Output the material beneath exactly, leaving nothing out.

[Information shown]
○ ○ ○

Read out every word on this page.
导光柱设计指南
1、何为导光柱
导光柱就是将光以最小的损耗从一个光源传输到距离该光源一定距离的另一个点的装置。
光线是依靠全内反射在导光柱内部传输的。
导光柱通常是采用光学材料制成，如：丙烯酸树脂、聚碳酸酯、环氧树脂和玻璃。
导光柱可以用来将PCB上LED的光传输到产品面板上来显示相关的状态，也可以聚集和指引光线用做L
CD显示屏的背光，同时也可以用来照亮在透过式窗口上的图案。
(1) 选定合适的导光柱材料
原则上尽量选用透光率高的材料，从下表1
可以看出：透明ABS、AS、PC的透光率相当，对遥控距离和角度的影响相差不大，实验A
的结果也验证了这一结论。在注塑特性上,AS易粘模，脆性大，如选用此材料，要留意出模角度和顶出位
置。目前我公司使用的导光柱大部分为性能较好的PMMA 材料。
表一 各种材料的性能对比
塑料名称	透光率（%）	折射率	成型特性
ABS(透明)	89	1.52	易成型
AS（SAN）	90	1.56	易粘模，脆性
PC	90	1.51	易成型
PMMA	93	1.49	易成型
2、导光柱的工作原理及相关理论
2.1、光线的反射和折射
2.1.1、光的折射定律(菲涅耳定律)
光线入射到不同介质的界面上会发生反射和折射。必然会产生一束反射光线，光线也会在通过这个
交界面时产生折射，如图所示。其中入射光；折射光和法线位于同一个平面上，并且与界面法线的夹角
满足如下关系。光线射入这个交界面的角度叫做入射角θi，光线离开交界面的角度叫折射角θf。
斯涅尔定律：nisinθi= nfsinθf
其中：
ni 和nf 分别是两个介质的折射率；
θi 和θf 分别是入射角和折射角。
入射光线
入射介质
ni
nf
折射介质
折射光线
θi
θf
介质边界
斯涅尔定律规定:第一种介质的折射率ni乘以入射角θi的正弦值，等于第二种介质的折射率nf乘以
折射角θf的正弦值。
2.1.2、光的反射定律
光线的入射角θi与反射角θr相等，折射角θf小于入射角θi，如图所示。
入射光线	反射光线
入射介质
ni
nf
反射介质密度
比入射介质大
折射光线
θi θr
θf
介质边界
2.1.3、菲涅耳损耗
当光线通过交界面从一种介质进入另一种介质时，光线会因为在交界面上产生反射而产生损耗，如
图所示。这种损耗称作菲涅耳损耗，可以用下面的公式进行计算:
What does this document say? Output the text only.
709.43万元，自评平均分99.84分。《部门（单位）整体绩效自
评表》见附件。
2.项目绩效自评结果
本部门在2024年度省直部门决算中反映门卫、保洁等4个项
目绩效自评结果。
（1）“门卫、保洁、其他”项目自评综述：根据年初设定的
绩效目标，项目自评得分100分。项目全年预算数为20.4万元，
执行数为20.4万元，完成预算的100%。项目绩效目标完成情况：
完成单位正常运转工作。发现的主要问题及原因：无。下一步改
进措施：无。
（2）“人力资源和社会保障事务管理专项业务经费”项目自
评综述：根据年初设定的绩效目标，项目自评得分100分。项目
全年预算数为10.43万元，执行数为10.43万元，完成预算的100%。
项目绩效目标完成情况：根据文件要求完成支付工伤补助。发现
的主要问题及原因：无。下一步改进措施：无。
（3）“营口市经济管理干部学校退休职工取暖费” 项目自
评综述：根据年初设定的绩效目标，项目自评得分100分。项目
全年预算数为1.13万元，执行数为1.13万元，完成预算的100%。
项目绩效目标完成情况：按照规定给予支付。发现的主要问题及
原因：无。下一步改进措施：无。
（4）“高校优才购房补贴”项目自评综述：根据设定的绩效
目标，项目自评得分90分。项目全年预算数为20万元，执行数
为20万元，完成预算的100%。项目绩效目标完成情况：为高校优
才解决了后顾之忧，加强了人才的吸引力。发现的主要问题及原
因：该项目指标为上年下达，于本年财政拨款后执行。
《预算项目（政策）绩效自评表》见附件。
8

○ ○ ○

[Result of this exercise]
Read out every word on this page.
导光柱设计指南
1、何为导光柱
导光柱就是将光以最小的损耗从一个光源传输到距离该光源一定距离的另一个点的装置。
光线是依靠全内反射在导光柱内部传输的。
导光柱通常是采用光学材料制成，如：丙烯酸树脂、聚碳酸酯、环氧树脂和玻璃。
导光柱可以用来将PCB上LED的光传输到产品面板上来显示相关的状态，也可以聚集和指引光线用做L
CD显示屏的背光，同时也可以用来照亮在透过式窗口上的图案。
(1) 选定合适的导光柱材料
原则上尽量选用透光率高的材料，从下表1
可以看出：透明ABS、AS、PC的透光率相当，对遥控距离和角度的影响相差不大，实验A
的结果也验证了这一结论。在注塑特性上,AS易粘模，脆性大，如选用此材料，要留意出模角度和顶出位
置。目前我公司使用的导光柱大部分为性能较好的PMMA 材料。
表一 各种材料的性能对比
塑料名称	透光率（%）	折射率	成型特性
ABS(透明)	89	1.52	易成型
AS（SAN）	90	1.56	易粘模，脆性
PC	90	1.51	易成型
PMMA	93	1.49	易成型
2、导光柱的工作原理及相关理论
2.1、光线的反射和折射
2.1.1、光的折射定律(菲涅耳定律)
光线入射到不同介质的界面上会发生反射和折射。必然会产生一束反射光线，光线也会在通过这个
交界面时产生折射，如图所示。其中入射光；折射光和法线位于同一个平面上，并且与界面法线的夹角
满足如下关系。光线射入这个交界面的角度叫做入射角θi，光线离开交界面的角度叫折射角θf。
斯涅尔定律：nisinθi= nfsinθf
其中：
ni 和nf 分别是两个介质的折射率；
θi 和θf 分别是入射角和折射角。
入射光线
入射介质
ni
nf
折射介质
折射光线
θi
θf
介质边界
斯涅尔定律规定:第一种介质的折射率ni乘以入射角θi的正弦值，等于第二种介质的折射率nf乘以
折射角θf的正弦值。
2.1.2、光的反射定律
光线的入射角θi与反射角θr相等，折射角θf小于入射角θi，如图所示。
入射光线	反射光线
入射介质
ni
nf
反射介质密度
比入射介质大
折射光线
θi θr
θf
介质边界
2.1.3、菲涅耳损耗
当光线通过交界面从一种介质进入另一种介质时，光线会因为在交界面上产生反射而产生损耗，如
图所示。这种损耗称作菲涅耳损耗，可以用下面的公式进行计算:
What does this document say? Output the text only.
709.43万元，自评平均分99.84分。《部门（单位）整体绩效自
评表》见附件。
2.项目绩效自评结果
本部门在2024年度省直部门决算中反映门卫、保洁等4个项
目绩效自评结果。
（1）“门卫、保洁、其他”项目自评综述：根据年初设定的
绩效目标，项目自评得分100分。项目全年预算数为20.4万元，
执行数为20.4万元，完成预算的100%。项目绩效目标完成情况：
完成单位正常运转工作。发现的主要问题及原因：无。下一步改
进措施：无。
（2）“人力资源和社会保障事务管理专项业务经费”项目自
评综述：根据年初设定的绩效目标，项目自评得分100分。项目
全年预算数为10.43万元，执行数为10.43万元，完成预算的100%。
项目绩效目标完成情况：根据文件要求完成支付工伤补助。发现
的主要问题及原因：无。下一步改进措施：无。
（3）“营口市经济管理干部学校退休职工取暖费” 项目自
评综述：根据年初设定的绩效目标，项目自评得分100分。项目
全年预算数为1.13万元，执行数为1.13万元，完成预算的100%。
项目绩效目标完成情况：按照规定给予支付。发现的主要问题及
原因：无。下一步改进措施：无。
（4）“高校优才购房补贴”项目自评综述：根据设定的绩效
目标，项目自评得分90分。项目全年预算数为20万元，执行数
为20万元，完成预算的100%。项目绩效目标完成情况：为高校优
才解决了后顾之忧，加强了人才的吸引力。发现的主要问题及原
因：该项目指标为上年下达，于本年财政拨款后执行。
《预算项目（政策）绩效自评表》见附件。
8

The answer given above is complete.